▶ PROMPT
Reproduce the entries below in full, word for word.

▶ MATERIAL SHOWN
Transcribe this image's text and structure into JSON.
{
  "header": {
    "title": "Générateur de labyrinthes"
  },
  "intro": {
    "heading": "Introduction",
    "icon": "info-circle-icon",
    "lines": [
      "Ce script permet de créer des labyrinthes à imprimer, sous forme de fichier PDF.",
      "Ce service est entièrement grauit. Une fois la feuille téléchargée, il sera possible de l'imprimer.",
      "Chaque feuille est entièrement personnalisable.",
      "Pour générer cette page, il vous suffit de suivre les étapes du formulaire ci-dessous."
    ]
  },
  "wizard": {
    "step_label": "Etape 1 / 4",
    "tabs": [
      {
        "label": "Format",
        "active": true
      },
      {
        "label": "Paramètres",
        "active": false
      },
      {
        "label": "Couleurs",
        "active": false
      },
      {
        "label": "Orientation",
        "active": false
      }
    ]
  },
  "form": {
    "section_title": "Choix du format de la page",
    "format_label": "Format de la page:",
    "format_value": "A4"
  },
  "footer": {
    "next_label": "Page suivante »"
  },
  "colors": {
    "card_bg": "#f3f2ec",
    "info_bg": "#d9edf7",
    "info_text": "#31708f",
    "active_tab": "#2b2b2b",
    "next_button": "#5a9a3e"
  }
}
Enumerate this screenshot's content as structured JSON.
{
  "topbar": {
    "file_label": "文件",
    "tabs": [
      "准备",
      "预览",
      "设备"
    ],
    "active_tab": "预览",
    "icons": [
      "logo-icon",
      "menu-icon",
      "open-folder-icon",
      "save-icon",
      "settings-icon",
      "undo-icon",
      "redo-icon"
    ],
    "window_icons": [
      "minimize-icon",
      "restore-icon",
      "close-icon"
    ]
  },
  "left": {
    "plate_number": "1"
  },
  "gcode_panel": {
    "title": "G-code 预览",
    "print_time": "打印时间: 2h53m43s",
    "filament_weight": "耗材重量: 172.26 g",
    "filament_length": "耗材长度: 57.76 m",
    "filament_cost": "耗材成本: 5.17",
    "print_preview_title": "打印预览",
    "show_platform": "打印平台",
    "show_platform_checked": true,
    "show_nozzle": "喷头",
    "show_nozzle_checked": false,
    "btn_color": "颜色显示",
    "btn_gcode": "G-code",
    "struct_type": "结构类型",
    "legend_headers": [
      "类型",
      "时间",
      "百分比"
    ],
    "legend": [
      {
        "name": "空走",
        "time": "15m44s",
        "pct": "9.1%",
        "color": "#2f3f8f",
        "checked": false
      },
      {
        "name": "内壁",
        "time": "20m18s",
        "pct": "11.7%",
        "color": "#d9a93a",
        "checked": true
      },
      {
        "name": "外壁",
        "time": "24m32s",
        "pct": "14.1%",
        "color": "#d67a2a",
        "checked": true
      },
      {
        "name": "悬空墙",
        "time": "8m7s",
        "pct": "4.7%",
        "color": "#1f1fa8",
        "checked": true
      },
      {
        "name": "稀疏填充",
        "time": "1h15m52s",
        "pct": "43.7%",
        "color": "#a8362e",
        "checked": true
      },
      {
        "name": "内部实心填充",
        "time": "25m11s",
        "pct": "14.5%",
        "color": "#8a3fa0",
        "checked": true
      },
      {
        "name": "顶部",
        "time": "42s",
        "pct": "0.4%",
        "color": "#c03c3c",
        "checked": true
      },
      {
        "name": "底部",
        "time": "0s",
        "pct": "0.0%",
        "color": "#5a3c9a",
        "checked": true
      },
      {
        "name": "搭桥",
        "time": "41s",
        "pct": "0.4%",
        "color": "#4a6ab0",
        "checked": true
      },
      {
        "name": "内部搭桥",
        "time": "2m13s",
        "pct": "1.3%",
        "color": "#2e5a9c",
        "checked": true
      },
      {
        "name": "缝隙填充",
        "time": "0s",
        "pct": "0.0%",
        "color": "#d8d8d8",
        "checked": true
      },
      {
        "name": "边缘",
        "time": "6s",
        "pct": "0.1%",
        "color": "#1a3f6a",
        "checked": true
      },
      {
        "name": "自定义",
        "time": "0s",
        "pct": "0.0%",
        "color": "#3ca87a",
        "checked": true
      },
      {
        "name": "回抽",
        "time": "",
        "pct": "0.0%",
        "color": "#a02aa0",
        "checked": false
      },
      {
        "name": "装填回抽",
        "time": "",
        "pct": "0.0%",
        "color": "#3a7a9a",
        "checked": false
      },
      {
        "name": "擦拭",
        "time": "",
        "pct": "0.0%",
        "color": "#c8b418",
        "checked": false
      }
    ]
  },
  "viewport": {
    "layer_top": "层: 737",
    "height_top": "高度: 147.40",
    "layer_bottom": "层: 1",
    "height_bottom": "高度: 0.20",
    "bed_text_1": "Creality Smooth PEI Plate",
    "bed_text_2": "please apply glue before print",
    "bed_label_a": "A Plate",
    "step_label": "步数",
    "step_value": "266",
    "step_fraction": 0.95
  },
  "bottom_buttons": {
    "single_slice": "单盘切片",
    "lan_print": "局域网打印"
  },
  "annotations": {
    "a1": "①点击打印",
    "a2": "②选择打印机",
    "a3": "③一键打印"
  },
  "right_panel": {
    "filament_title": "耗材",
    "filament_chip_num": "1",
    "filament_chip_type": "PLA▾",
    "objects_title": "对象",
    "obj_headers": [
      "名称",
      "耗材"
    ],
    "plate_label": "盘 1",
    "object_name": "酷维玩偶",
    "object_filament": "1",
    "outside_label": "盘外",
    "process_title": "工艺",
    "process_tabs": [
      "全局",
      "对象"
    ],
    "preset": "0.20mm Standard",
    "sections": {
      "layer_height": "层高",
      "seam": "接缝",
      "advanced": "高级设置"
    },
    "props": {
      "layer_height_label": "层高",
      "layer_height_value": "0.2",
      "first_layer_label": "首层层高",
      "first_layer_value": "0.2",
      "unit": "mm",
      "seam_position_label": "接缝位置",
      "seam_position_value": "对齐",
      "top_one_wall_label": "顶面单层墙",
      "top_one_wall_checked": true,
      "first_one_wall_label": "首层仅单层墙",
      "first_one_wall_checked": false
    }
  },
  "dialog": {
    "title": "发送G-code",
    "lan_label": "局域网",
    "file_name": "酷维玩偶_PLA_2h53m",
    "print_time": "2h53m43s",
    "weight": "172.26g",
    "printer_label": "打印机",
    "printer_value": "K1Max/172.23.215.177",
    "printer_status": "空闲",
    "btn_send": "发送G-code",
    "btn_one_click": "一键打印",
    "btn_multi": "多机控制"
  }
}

▶ OUTPUT FOR THIS EXERCISE
Transcribe this image's text and structure into JSON.
{
  "header": {
    "title": "Générateur de labyrinthes"
  },
  "intro": {
    "heading": "Introduction",
    "icon": "info-circle-icon",
    "lines": [
      "Ce script permet de créer des labyrinthes à imprimer, sous forme de fichier PDF.",
      "Ce service est entièrement grauit. Une fois la feuille téléchargée, il sera possible de l'imprimer.",
      "Chaque feuille est entièrement personnalisable.",
      "Pour générer cette page, il vous suffit de suivre les étapes du formulaire ci-dessous."
    ]
  },
  "wizard": {
    "step_label": "Etape 1 / 4",
    "tabs": [
      {
        "label": "Format",
        "active": true
      },
      {
        "label": "Paramètres",
        "active": false
      },
      {
        "label": "Couleurs",
        "active": false
      },
      {
        "label": "Orientation",
        "active": false
      }
    ]
  },
  "form": {
    "section_title": "Choix du format de la page",
    "format_label": "Format de la page:",
    "format_value": "A4"
  },
  "footer": {
    "next_label": "Page suivante »"
  },
  "colors": {
    "card_bg": "#f3f2ec",
    "info_bg": "#d9edf7",
    "info_text": "#31708f",
    "active_tab": "#2b2b2b",
    "next_button": "#5a9a3e"
  }
}
Enumerate this screenshot's content as structured JSON.
{
  "topbar": {
    "file_label": "文件",
    "tabs": [
      "准备",
      "预览",
      "设备"
    ],
    "active_tab": "预览",
    "icons": [
      "logo-icon",
      "menu-icon",
      "open-folder-icon",
      "save-icon",
      "settings-icon",
      "undo-icon",
      "redo-icon"
    ],
    "window_icons": [
      "minimize-icon",
      "restore-icon",
      "close-icon"
    ]
  },
  "left": {
    "plate_number": "1"
  },
  "gcode_panel": {
    "title": "G-code 预览",
    "print_time": "打印时间: 2h53m43s",
    "filament_weight": "耗材重量: 172.26 g",
    "filament_length": "耗材长度: 57.76 m",
    "filament_cost": "耗材成本: 5.17",
    "print_preview_title": "打印预览",
    "show_platform": "打印平台",
    "show_platform_checked": true,
    "show_nozzle": "喷头",
    "show_nozzle_checked": false,
    "btn_color": "颜色显示",
    "btn_gcode": "G-code",
    "struct_type": "结构类型",
    "legend_headers": [
      "类型",
      "时间",
      "百分比"
    ],
    "legend": [
      {
        "name": "空走",
        "time": "15m44s",
        "pct": "9.1%",
        "color": "#2f3f8f",
        "checked": false
      },
      {
        "name": "内壁",
        "time": "20m18s",
        "pct": "11.7%",
        "color": "#d9a93a",
        "checked": true
      },
      {
        "name": "外壁",
        "time": "24m32s",
        "pct": "14.1%",
        "color": "#d67a2a",
        "checked": true
      },
      {
        "name": "悬空墙",
        "time": "8m7s",
        "pct": "4.7%",
        "color": "#1f1fa8",
        "checked": true
      },
      {
        "name": "稀疏填充",
        "time": "1h15m52s",
        "pct": "43.7%",
        "color": "#a8362e",
        "checked": true
      },
      {
        "name": "内部实心填充",
        "time": "25m11s",
        "pct": "14.5%",
        "color": "#8a3fa0",
        "checked": true
      },
      {
        "name": "顶部",
        "time": "42s",
        "pct": "0.4%",
        "color": "#c03c3c",
        "checked": true
      },
      {
        "name": "底部",
        "time": "0s",
        "pct": "0.0%",
        "color": "#5a3c9a",
        "checked": true
      },
      {
        "name": "搭桥",
        "time": "41s",
        "pct": "0.4%",
        "color": "#4a6ab0",
        "checked": true
      },
      {
        "name": "内部搭桥",
        "time": "2m13s",
        "pct": "1.3%",
        "color": "#2e5a9c",
        "checked": true
      },
      {
        "name": "缝隙填充",
        "time": "0s",
        "pct": "0.0%",
        "color": "#d8d8d8",
        "checked": true
      },
      {
        "name": "边缘",
        "time": "6s",
        "pct": "0.1%",
        "color": "#1a3f6a",
        "checked": true
      },
      {
        "name": "自定义",
        "time": "0s",
        "pct": "0.0%",
        "color": "#3ca87a",
        "checked": true
      },
      {
        "name": "回抽",
        "time": "",
        "pct": "0.0%",
        "color": "#a02aa0",
        "checked": false
      },
      {
        "name": "装填回抽",
        "time": "",
        "pct": "0.0%",
        "color": "#3a7a9a",
        "checked": false
      },
      {
        "name": "擦拭",
        "time": "",
        "pct": "0.0%",
        "color": "#c8b418",
        "checked": false
      }
    ]
  },
  "viewport": {
    "layer_top": "层: 737",
    "height_top": "高度: 147.40",
    "layer_bottom": "层: 1",
    "height_bottom": "高度: 0.20",
    "bed_text_1": "Creality Smooth PEI Plate",
    "bed_text_2": "please apply glue before print",
    "bed_label_a": "A Plate",
    "step_label": "步数",
    "step_value": "266",
    "step_fraction": 0.95
  },
  "bottom_buttons": {
    "single_slice": "单盘切片",
    "lan_print": "局域网打印"
  },
  "annotations": {
    "a1": "①点击打印",
    "a2": "②选择打印机",
    "a3": "③一键打印"
  },
  "right_panel": {
    "filament_title": "耗材",
    "filament_chip_num": "1",
    "filament_chip_type": "PLA▾",
    "objects_title": "对象",
    "obj_headers": [
      "名称",
      "耗材"
    ],
    "plate_label": "盘 1",
    "object_name": "酷维玩偶",
    "object_filament": "1",
    "outside_label": "盘外",
    "process_title": "工艺",
    "process_tabs": [
      "全局",
      "对象"
    ],
    "preset": "0.20mm Standard",
    "sections": {
      "layer_height": "层高",
      "seam": "接缝",
      "advanced": "高级设置"
    },
    "props": {
      "layer_height_label": "层高",
      "layer_height_value": "0.2",
      "first_layer_label": "首层层高",
      "first_layer_value": "0.2",
      "unit": "mm",
      "seam_position_label": "接缝位置",
      "seam_position_value": "对齐",
      "top_one_wall_label": "顶面单层墙",
      "top_one_wall_checked": true,
      "first_one_wall_label": "首层仅单层墙",
      "first_one_wall_checked": false
    }
  },
  "dialog": {
    "title": "发送G-code",
    "lan_label": "局域网",
    "file_name": "酷维玩偶_PLA_2h53m",
    "print_time": "2h53m43s",
    "weight": "172.26g",
    "printer_label": "打印机",
    "printer_value": "K1Max/172.23.215.177",
    "printer_status": "空闲",
    "btn_send": "发送G-code",
    "btn_one_click": "一键打印",
    "btn_multi": "多机控制"
  }
}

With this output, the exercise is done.